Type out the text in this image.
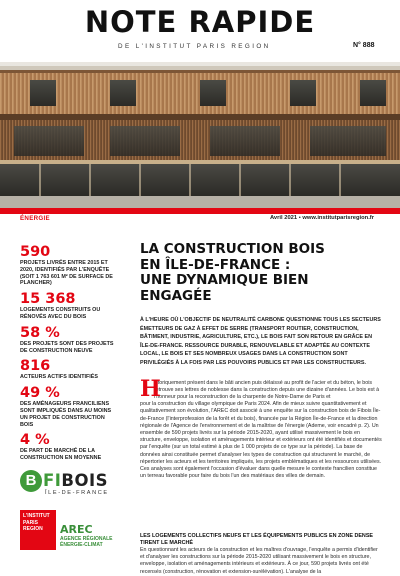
NOTE RAPIDE
DE L'INSTITUT PARIS REGION	N° 888
ÉNERGIE	Avril 2021 • www.institutparisregion.fr
590
PROJETS LIVRÉS ENTRE 2015 ET 2020, IDENTIFIÉS PAR L'ENQUÊTE (SOIT 1 763 601 M² DE SURFACE DE PLANCHER)
15 368
LOGEMENTS CONSTRUITS OU RÉNOVÉS AVEC DU BOIS
58 %
DES PROJETS SONT DES PROJETS DE CONSTRUCTION NEUVE
816
ACTEURS ACTIFS IDENTIFIÉS
49 %
DES AMÉNAGEURS FRANCILIENS SONT IMPLIQUÉS DANS AU MOINS UN PROJET DE CONSTRUCTION BOIS
4 %
DE PART DE MARCHÉ DE LA CONSTRUCTION EN MOYENNE
B FIBOIS
ÎLE-DE-FRANCE
L'INSTITUT
PARIS
REGION	AREC
AGENCE RÉGIONALE
ÉNERGIE-CLIMAT
LA CONSTRUCTION BOIS
EN ÎLE-DE-FRANCE :
UNE DYNAMIQUE BIEN ENGAGÉE
À L'HEURE OÙ L'OBJECTIF DE NEUTRALITÉ CARBONE QUESTIONNE TOUS LES SECTEURS ÉMETTEURS DE GAZ À EFFET DE SERRE (TRANSPORT ROUTIER, CONSTRUCTION, BÂTIMENT, INDUSTRIE, AGRICULTURE, ETC.), LE BOIS FAIT SON RETOUR EN GRÂCE EN ÎLE-DE-FRANCE. RESSOURCE DURABLE, RENOUVELABLE ET ADAPTÉE AU CONTEXTE LOCAL, LE BOIS ET SES NOMBREUX USAGES DANS LA CONSTRUCTION SONT PRIVILÉGIÉS À LA FOIS PAR LES POUVOIRS PUBLICS ET PAR LES CONSTRUCTEURS.
H
istoriquement présent dans le bâti ancien puis délaissé au profit de l'acier et du béton, le bois retrouve ses lettres de noblesse dans la construction depuis une dizaine d'années. Le bois est à l'honneur pour la reconstruction de la charpente de Notre-Dame de Paris et
pour la construction du village olympique de Paris 2024. Afin de mieux suivre quantitativement et qualitativement son évolution, l'AREC doit associé à une enquête sur la construction bois de Fibois Île-de-France (l'interprofession de la forêt et du bois), financée par la Région Île-de-France et la direction régionale de l'Agence de l'environnement et de la maîtrise de l'énergie (Ademe, voir encadré p. 2). Un ensemble de 590 projets livrés sur la période 2015-2020, ayant utilisé massivement le bois en structure, enveloppe, isolation et aménagements intérieur et extérieurs ont été identifiés et documentés par l'enquête (sur un total estimé à plus de 1 000 projets de ce type sur la période). La base de données ainsi constituée permet d'analyser les types de construction qui structurent le marché, de répertorier les acteurs et les territoires impliqués, les projets emblématiques et les ressources utilisées. Ces analyses sont également l'occasion d'évaluer dans quelle mesure le contexte francilien constitue un terreau favorable pour faire du bois l'un des matériaux des villes de demain.
LES LOGEMENTS COLLECTIFS NEUFS ET LES ÉQUIPEMENTS PUBLICS EN ZONE DENSE TIRENT LE MARCHÉ
En questionnant les acteurs de la construction et les maîtres d'ouvrage, l'enquête a permis d'identifier et d'analyser les constructions sur la période 2015-2020 utilisant massivement le bois en structure, enveloppe, isolation et aménagements intérieurs et extérieurs. À ce jour, 590 projets livrés ont été recensés (construction, rénovation et extension-surélévation). L'analyse de la
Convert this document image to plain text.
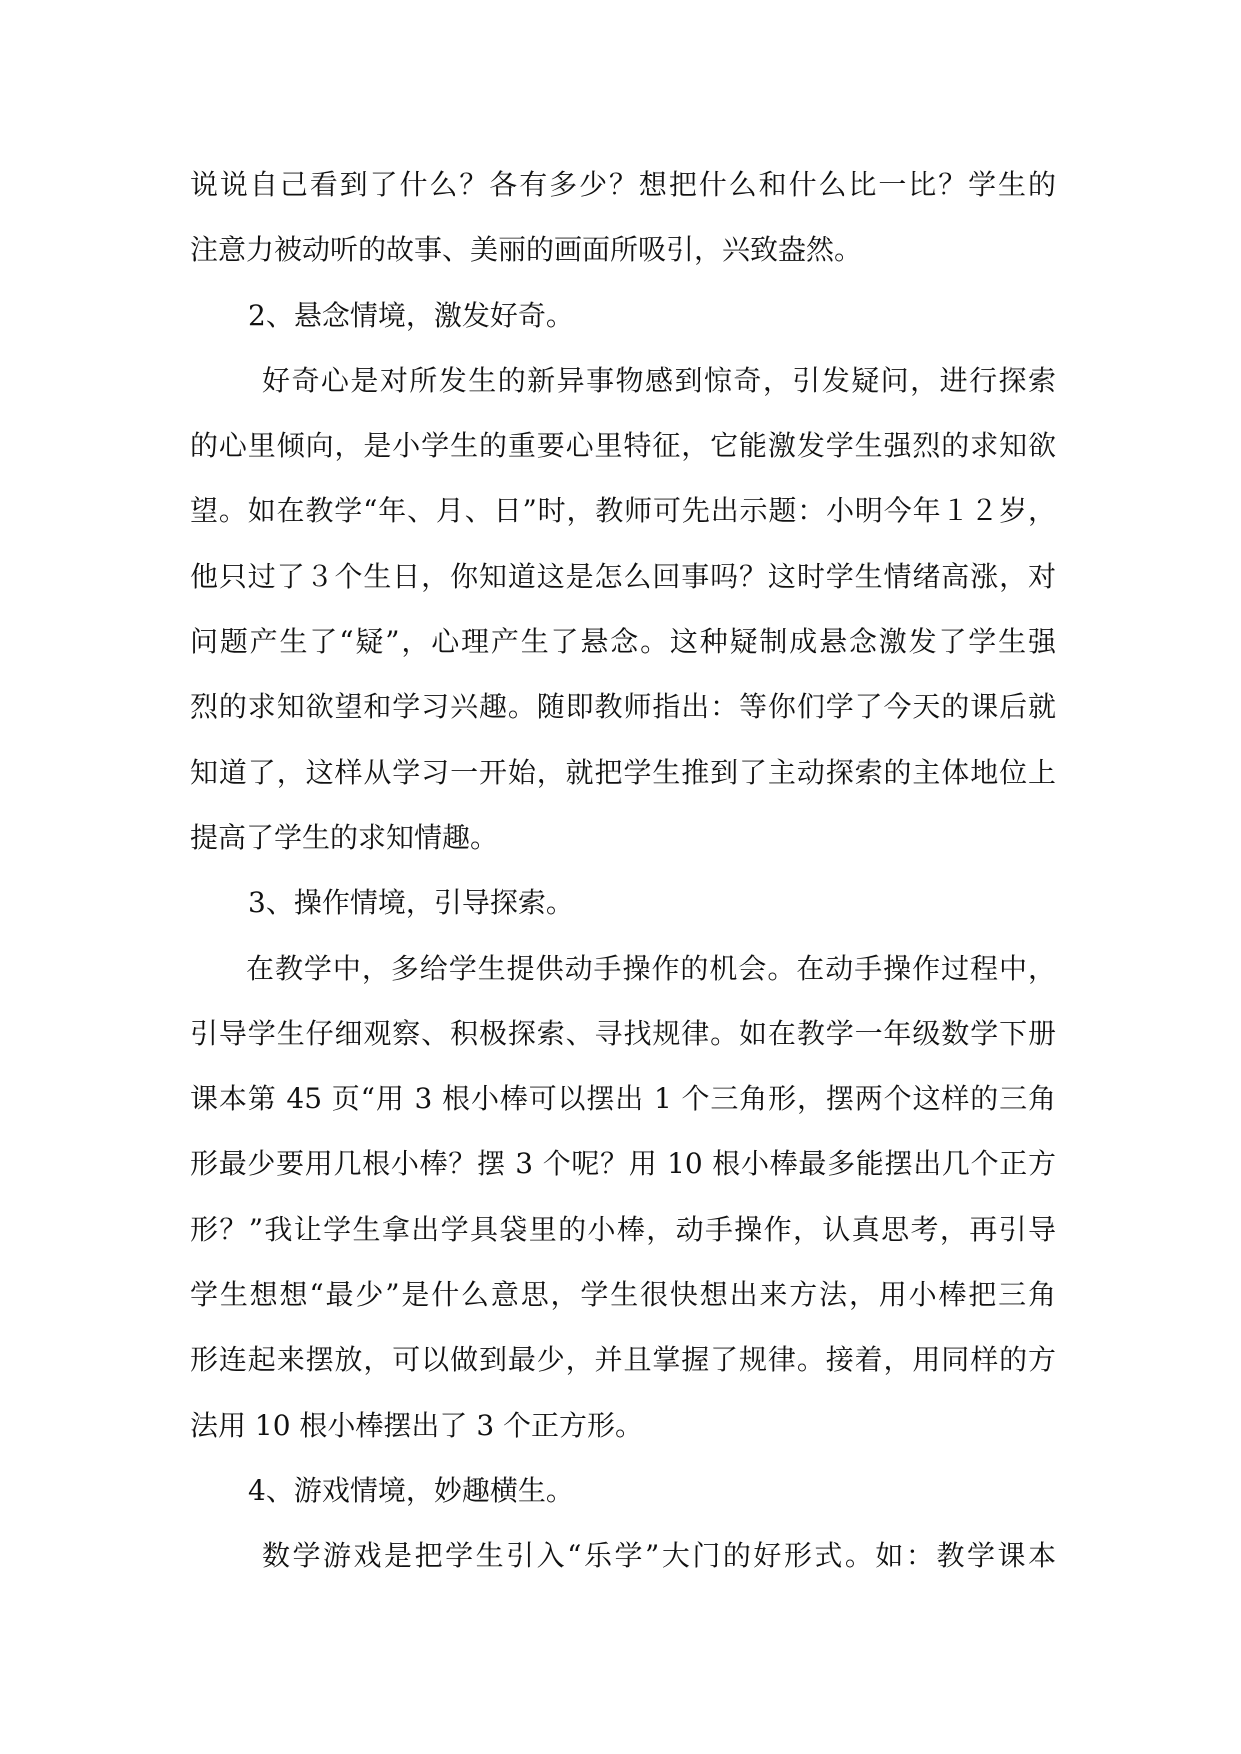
说说自己看到了什么？各有多少？想把什么和什么比一比？学生的
注意力被动听的故事、美丽的画面所吸引，兴致盎然。
2、悬念情境，激发好奇。
好奇心是对所发生的新异事物感到惊奇，引发疑问，进行探索
的心里倾向，是小学生的重要心里特征，它能激发学生强烈的求知欲
望。如在教学“年、月、日”时，教师可先出示题：小明今年１２岁，
他只过了３个生日，你知道这是怎么回事吗？这时学生情绪高涨，对
问题产生了“疑”，心理产生了悬念。这种疑制成悬念激发了学生强
烈的求知欲望和学习兴趣。随即教师指出：等你们学了今天的课后就
知道了，这样从学习一开始，就把学生推到了主动探索的主体地位上
提高了学生的求知情趣。
3、操作情境，引导探索。
在教学中，多给学生提供动手操作的机会。在动手操作过程中，
引导学生仔细观察、积极探索、寻找规律。如在教学一年级数学下册
课本第 45 页“用 3 根小棒可以摆出 1 个三角形，摆两个这样的三角
形最少要用几根小棒？摆 3 个呢？用 10 根小棒最多能摆出几个正方
形？”我让学生拿出学具袋里的小棒，动手操作，认真思考，再引导
学生想想“最少”是什么意思，学生很快想出来方法，用小棒把三角
形连起来摆放，可以做到最少，并且掌握了规律。接着，用同样的方
法用 10 根小棒摆出了 3 个正方形。
4、游戏情境，妙趣横生。
数学游戏是把学生引入“乐学”大门的好形式。如：教学课本
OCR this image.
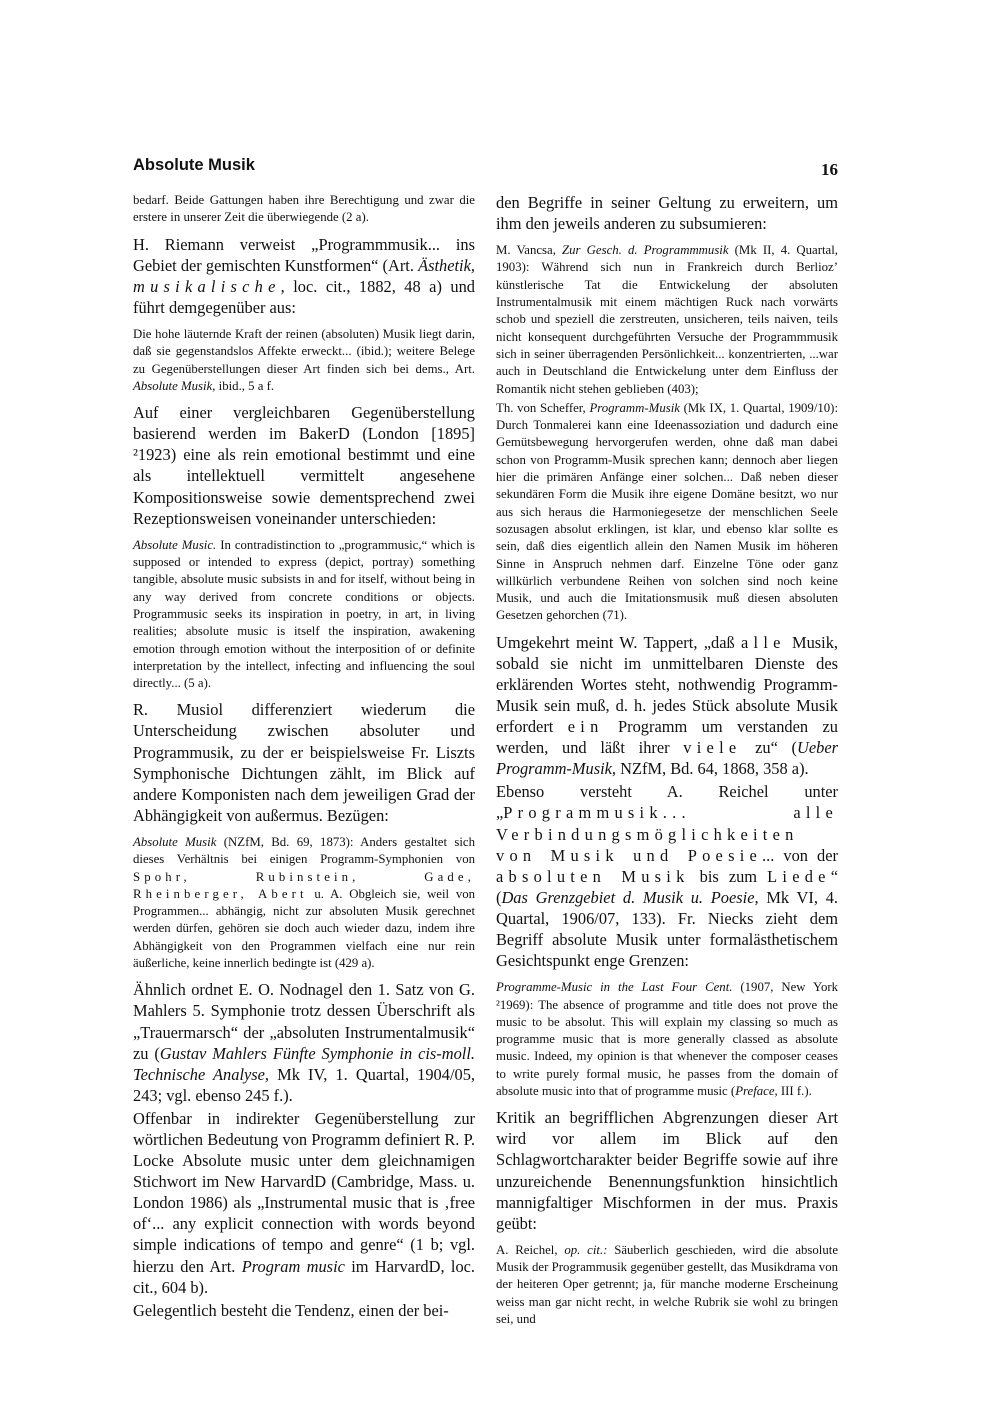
Absolute Musik	16

bedarf. Beide Gattungen haben ihre Berechtigung und zwar die erstere in unserer Zeit die überwiegende (2 a).

H. Riemann verweist „Programmmusik... ins Gebiet der gemischten Kunstformen“ (Art. Ästhetik, musikalische, loc. cit., 1882, 48 a) und führt demgegenüber aus:

Die hohe läuternde Kraft der reinen (absoluten) Musik liegt darin, daß sie gegenstandslos Affekte erweckt... (ibid.); weitere Belege zu Gegenüberstellungen dieser Art finden sich bei dems., Art. Absolute Musik, ibid., 5 a f.

Auf einer vergleichbaren Gegenüberstellung basierend werden im BakerD (London [1895] ²1923) eine als rein emotional bestimmt und eine als intellektuell vermittelt angesehene Kompositionsweise sowie dementsprechend zwei Rezeptionsweisen voneinander unterschieden:

Absolute Music. In contradistinction to „programmusic,“ which is supposed or intended to express (depict, portray) something tangible, absolute music subsists in and for itself, without being in any way derived from concrete conditions or objects. Programmusic seeks its inspiration in poetry, in art, in living realities; absolute music is itself the inspiration, awakening emotion through emotion without the interposition of or definite interpretation by the intellect, infecting and influencing the soul directly... (5 a).

R. Musiol differenziert wiederum die Unterscheidung zwischen absoluter und Programmusik, zu der er beispielsweise Fr. Liszts Symphonische Dichtungen zählt, im Blick auf andere Komponisten nach dem jeweiligen Grad der Abhängigkeit von außermus. Bezügen:

Absolute Musik (NZfM, Bd. 69, 1873): Anders gestaltet sich dieses Verhältnis bei einigen Programm-Symphonien von Spohr, Rubinstein, Gade, Rheinberger, Abert u. A. Obgleich sie, weil von Programmen... abhängig, nicht zur absoluten Musik gerechnet werden dürfen, gehören sie doch auch wieder dazu, indem ihre Abhängigkeit von den Programmen vielfach eine nur rein äußerliche, keine innerlich bedingte ist (429 a).

Ähnlich ordnet E. O. Nodnagel den 1. Satz von G. Mahlers 5. Symphonie trotz dessen Überschrift als „Trauermarsch“ der „absoluten Instrumentalmusik“ zu (Gustav Mahlers Fünfte Symphonie in cis-moll. Technische Analyse, Mk IV, 1. Quartal, 1904/05, 243; vgl. ebenso 245 f.).

Offenbar in indirekter Gegenüberstellung zur wörtlichen Bedeutung von Programm definiert R. P. Locke Absolute music unter dem gleichnamigen Stichwort im New HarvardD (Cambridge, Mass. u. London 1986) als „Instrumental music that is ‚free of‘... any explicit connection with words beyond simple indications of tempo and genre“ (1 b; vgl. hierzu den Art. Program music im HarvardD, loc. cit., 604 b).

Gelegentlich besteht die Tendenz, einen der bei-

den Begriffe in seiner Geltung zu erweitern, um ihm den jeweils anderen zu subsumieren:

M. Vancsa, Zur Gesch. d. Programmmusik (Mk II, 4. Quartal, 1903): Während sich nun in Frankreich durch Berlioz’ künstlerische Tat die Entwickelung der absoluten Instrumentalmusik mit einem mächtigen Ruck nach vorwärts schob und speziell die zerstreuten, unsicheren, teils naiven, teils nicht konsequent durchgeführten Versuche der Programmmusik sich in seiner überragenden Persönlichkeit... konzentrierten, ...war auch in Deutschland die Entwickelung unter dem Einfluss der Romantik nicht stehen geblieben (403);

Th. von Scheffer, Programm-Musik (Mk IX, 1. Quartal, 1909/10): Durch Tonmalerei kann eine Ideenassoziation und dadurch eine Gemütsbewegung hervorgerufen werden, ohne daß man dabei schon von Programm-Musik sprechen kann; dennoch aber liegen hier die primären Anfänge einer solchen... Daß neben dieser sekundären Form die Musik ihre eigene Domäne besitzt, wo nur aus sich heraus die Harmoniegesetze der menschlichen Seele sozusagen absolut erklingen, ist klar, und ebenso klar sollte es sein, daß dies eigentlich allein den Namen Musik im höheren Sinne in Anspruch nehmen darf. Einzelne Töne oder ganz willkürlich verbundene Reihen von solchen sind noch keine Musik, und auch die Imitationsmusik muß diesen absoluten Gesetzen gehorchen (71).

Umgekehrt meint W. Tappert, „daß alle Musik, sobald sie nicht im unmittelbaren Dienste des erklärenden Wortes steht, nothwendig Programm-Musik sein muß, d. h. jedes Stück absolute Musik erfordert ein Programm um verstanden zu werden, und läßt ihrer viele zu“ (Ueber Programm-Musik, NZfM, Bd. 64, 1868, 358 a).

Ebenso versteht A. Reichel unter „Programmusik... alle Verbindungsmöglichkeiten von Musik und Poesie... von der absoluten Musik bis zum Liede“ (Das Grenzgebiet d. Musik u. Poesie, Mk VI, 4. Quartal, 1906/07, 133). Fr. Niecks zieht dem Begriff absolute Musik unter formalästhetischem Gesichtspunkt enge Grenzen:

Programme-Music in the Last Four Cent. (1907, New York ²1969): The absence of programme and title does not prove the music to be absolut. This will explain my classing so much as programme music that is more generally classed as absolute music. Indeed, my opinion is that whenever the composer ceases to write purely formal music, he passes from the domain of absolute music into that of programme music (Preface, III f.).

Kritik an begrifflichen Abgrenzungen dieser Art wird vor allem im Blick auf den Schlagwortcharakter beider Begriffe sowie auf ihre unzureichende Benennungsfunktion hinsichtlich mannigfaltiger Mischformen in der mus. Praxis geübt:

A. Reichel, op. cit.: Säuberlich geschieden, wird die absolute Musik der Programmusik gegenüber gestellt, das Musikdrama von der heiteren Oper getrennt; ja, für manche moderne Erscheinung weiss man gar nicht recht, in welche Rubrik sie wohl zu bringen sei, und
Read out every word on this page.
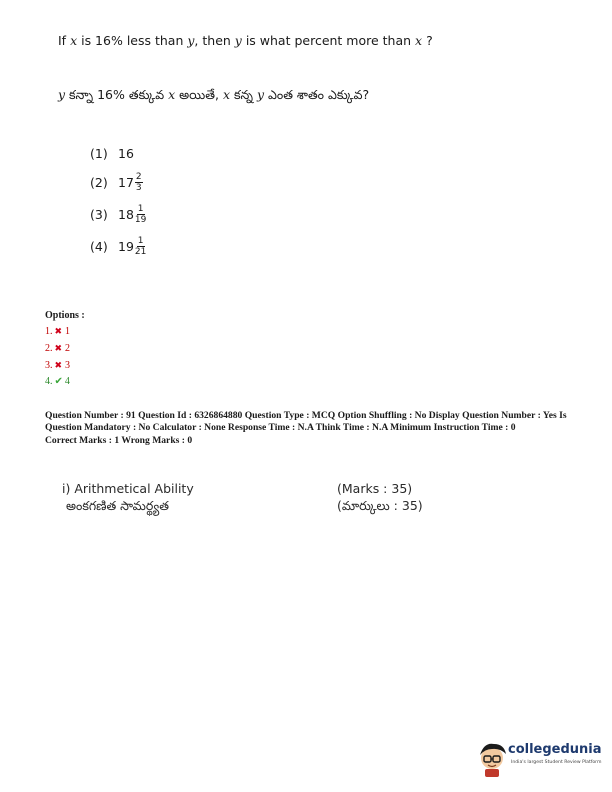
If x is 16% less than y, then y is what percent more than x ?
y కన్నా 16% తక్కువ x అయితే, x కన్న y ఎంత శాతం ఎక్కువ?
(1) 16
(2) $17 \frac{2}{3}$
(3) $18 \frac{1}{19}$
(4) $19 \frac{1}{21}$
Options :
1. ✖ 1
2. ✖ 2
3. ✖ 3
4. ✔ 4
Question Number : 91 Question Id : 6326864880 Question Type : MCQ Option Shuffling : No Display Question Number : Yes Is Question Mandatory : No Calculator : None Response Time : N.A Think Time : N.A Minimum Instruction Time : 0
Correct Marks : 1 Wrong Marks : 0
i) Arithmetical Ability
అంకగణిత సామర్థ్యత
(Marks : 35)
(మార్కులు : 35)
collegedunia
India's largest Student Review Platform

■ WORK REQUIRED
Extract precisely the lines beginning at the line containing "Read out every word on this page." and ending at the last line of the entries above, exactly as written and with no pictures.

■ RESULT OF THE EXERCISE
Read out every word on this page.
If x is 16% less than y, then y is what percent more than x ?
y కన్నా 16% తక్కువ x అయితే, x కన్న y ఎంత శాతం ఎక్కువ?
(1) 16
(2) $17 \frac{2}{3}$
(3) $18 \frac{1}{19}$
(4) $19 \frac{1}{21}$
Options :
1. ✖ 1
2. ✖ 2
3. ✖ 3
4. ✔ 4
Question Number : 91 Question Id : 6326864880 Question Type : MCQ Option Shuffling : No Display Question Number : Yes Is Question Mandatory : No Calculator : None Response Time : N.A Think Time : N.A Minimum Instruction Time : 0
Correct Marks : 1 Wrong Marks : 0
i) Arithmetical Ability
అంకగణిత సామర్థ్యత
(Marks : 35)
(మార్కులు : 35)
collegedunia
India's largest Student Review Platform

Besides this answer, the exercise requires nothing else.